What is required -
Using the material that follows, identify and copy each line with the string "analyst".

(Excerpt from a dataset)
--------------------------------

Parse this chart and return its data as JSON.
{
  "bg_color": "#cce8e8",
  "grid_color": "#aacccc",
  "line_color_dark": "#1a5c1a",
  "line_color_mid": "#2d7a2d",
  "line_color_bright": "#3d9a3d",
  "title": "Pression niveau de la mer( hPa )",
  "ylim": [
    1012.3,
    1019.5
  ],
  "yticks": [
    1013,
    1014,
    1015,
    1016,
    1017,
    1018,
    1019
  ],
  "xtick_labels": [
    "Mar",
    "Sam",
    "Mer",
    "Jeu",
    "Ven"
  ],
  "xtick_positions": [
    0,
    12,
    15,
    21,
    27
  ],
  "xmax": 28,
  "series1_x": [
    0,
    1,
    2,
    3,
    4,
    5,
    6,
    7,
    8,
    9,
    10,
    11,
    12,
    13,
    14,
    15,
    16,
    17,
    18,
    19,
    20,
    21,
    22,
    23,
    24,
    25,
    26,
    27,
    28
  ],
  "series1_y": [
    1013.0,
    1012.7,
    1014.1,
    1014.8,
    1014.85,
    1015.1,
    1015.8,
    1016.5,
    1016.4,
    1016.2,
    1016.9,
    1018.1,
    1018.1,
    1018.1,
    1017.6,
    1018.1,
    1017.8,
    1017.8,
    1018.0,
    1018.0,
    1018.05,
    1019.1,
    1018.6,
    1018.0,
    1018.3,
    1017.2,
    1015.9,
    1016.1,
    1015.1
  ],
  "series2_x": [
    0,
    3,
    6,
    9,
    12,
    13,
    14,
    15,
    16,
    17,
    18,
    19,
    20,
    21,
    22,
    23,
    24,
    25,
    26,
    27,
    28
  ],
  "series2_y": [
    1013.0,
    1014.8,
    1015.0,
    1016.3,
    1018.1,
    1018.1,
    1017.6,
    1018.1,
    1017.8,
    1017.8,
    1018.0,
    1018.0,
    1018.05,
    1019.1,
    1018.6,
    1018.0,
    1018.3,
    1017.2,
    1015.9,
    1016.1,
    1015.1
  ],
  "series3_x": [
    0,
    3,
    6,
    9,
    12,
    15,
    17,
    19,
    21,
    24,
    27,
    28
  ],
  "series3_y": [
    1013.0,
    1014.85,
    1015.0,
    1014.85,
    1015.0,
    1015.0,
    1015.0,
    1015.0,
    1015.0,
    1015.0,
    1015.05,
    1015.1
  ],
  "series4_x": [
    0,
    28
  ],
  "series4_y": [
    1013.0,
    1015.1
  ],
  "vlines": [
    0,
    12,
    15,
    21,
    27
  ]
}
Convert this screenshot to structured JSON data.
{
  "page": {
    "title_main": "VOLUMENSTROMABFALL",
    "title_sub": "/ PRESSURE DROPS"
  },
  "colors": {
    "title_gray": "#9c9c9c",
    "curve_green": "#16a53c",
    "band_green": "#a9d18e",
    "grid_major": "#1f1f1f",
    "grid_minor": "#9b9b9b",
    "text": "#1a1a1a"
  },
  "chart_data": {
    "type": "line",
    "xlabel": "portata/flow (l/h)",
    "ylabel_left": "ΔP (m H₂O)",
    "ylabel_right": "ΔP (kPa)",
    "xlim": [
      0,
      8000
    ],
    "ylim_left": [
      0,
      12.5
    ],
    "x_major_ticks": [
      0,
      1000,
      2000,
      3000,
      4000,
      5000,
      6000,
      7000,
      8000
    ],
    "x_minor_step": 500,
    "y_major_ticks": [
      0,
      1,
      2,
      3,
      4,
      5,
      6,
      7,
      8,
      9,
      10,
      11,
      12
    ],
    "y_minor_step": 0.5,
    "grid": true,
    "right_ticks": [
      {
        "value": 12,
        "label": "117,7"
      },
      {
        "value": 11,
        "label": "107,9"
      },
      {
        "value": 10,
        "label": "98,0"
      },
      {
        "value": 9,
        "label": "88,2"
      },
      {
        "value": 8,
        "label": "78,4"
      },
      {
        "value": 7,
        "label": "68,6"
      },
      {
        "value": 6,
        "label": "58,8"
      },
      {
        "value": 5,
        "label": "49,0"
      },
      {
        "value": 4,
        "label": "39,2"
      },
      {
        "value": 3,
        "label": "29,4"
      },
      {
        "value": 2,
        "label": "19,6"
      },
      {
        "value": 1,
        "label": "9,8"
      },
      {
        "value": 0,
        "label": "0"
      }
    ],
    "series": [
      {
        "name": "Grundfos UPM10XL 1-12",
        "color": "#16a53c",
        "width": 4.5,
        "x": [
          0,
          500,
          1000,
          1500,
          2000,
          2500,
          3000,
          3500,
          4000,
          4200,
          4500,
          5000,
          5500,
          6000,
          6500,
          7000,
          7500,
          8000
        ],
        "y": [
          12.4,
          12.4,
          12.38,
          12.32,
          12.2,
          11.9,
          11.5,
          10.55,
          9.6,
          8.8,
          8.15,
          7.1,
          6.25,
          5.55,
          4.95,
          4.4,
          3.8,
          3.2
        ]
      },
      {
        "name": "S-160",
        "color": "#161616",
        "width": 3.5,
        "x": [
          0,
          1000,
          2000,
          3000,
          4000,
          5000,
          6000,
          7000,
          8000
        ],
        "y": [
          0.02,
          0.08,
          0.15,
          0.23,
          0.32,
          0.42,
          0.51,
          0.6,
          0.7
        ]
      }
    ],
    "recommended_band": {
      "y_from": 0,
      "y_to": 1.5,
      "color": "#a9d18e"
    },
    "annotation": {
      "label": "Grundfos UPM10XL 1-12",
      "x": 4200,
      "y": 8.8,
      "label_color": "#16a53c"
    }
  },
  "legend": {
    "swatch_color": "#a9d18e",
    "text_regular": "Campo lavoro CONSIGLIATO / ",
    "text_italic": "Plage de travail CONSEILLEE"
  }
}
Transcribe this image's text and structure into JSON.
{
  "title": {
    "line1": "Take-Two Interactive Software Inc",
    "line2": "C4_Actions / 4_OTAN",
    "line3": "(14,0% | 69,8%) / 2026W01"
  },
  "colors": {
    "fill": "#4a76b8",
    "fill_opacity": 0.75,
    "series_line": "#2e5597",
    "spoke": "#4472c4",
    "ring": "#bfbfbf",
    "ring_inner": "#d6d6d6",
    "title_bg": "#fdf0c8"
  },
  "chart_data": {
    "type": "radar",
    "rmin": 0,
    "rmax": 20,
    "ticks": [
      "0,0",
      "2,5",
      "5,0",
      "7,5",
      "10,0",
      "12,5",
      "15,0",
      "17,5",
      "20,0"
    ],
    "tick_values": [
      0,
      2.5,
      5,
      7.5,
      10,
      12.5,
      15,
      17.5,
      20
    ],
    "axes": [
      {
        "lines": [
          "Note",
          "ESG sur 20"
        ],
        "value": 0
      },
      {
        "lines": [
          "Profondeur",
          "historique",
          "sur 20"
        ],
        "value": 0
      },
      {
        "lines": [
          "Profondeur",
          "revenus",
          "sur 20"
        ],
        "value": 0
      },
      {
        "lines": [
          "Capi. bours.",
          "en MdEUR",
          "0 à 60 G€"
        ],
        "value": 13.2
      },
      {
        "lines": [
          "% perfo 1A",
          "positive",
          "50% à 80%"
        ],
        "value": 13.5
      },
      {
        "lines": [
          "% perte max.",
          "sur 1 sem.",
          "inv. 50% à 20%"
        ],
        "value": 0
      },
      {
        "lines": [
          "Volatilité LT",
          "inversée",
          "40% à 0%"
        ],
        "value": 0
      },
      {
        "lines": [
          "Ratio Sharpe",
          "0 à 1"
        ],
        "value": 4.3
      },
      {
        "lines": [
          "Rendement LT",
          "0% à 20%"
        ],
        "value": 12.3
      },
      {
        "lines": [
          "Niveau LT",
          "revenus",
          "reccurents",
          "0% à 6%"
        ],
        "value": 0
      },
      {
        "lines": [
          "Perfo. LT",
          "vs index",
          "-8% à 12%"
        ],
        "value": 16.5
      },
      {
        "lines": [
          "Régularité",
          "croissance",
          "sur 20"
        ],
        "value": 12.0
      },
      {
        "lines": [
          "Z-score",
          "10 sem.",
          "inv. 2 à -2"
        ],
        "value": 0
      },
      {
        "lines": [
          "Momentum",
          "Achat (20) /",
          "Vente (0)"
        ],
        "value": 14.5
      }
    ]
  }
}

--------------------------------

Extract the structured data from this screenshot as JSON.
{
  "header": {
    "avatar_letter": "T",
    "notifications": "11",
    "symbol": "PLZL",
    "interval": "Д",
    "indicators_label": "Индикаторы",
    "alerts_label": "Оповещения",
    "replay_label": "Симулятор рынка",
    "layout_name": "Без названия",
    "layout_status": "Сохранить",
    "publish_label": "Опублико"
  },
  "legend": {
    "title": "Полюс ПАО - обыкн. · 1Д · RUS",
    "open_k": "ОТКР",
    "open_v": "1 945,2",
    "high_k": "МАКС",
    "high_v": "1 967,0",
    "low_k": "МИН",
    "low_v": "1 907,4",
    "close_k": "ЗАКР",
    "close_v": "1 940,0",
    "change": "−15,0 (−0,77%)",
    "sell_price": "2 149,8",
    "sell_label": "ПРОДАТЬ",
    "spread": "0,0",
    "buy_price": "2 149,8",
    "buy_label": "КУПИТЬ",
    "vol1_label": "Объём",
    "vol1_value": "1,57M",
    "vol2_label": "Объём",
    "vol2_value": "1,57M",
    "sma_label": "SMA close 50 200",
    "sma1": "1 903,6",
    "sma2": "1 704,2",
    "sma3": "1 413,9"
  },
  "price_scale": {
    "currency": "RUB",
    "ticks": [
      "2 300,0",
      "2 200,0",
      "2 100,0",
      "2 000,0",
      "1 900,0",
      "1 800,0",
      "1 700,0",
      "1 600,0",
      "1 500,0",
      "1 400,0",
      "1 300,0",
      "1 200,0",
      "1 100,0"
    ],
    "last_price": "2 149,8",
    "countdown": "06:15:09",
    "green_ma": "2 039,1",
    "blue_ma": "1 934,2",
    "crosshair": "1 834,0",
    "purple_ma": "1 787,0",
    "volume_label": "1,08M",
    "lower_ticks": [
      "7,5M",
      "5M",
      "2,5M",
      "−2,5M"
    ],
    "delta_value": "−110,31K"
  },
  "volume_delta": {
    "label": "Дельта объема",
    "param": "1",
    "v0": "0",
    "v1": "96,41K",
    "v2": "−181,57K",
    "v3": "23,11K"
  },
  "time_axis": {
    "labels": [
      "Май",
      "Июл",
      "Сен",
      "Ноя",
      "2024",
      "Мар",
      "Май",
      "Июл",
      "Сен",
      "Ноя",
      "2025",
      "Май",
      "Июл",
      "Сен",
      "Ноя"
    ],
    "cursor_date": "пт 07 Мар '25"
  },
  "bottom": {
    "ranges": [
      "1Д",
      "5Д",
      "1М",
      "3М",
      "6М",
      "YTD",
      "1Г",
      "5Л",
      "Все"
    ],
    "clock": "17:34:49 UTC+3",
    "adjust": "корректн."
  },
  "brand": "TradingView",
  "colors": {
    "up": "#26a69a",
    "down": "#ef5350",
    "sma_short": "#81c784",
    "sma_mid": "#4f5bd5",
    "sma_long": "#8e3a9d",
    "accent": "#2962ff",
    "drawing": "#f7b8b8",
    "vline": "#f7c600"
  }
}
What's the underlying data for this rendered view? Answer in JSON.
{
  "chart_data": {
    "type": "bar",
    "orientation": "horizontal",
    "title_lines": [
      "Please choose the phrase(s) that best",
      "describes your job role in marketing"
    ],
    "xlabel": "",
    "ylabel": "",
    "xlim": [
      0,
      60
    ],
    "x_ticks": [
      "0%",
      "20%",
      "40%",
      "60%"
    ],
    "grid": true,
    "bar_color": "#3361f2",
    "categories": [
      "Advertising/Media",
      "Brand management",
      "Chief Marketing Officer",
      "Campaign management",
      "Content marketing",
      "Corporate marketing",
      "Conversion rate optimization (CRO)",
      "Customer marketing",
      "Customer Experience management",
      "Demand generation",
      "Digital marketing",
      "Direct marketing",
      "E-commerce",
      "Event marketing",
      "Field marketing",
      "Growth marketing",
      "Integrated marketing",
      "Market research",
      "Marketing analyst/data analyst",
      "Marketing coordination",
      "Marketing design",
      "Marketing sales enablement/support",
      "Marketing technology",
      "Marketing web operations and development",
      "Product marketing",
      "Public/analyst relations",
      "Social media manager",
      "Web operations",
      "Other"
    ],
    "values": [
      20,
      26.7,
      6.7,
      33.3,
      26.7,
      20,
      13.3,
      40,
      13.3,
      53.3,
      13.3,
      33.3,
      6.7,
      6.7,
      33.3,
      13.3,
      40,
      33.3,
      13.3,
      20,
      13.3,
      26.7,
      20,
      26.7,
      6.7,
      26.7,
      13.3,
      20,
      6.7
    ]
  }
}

--------------------------------

In response -
      "Marketing analyst/data analyst",
      "Public/analyst relations",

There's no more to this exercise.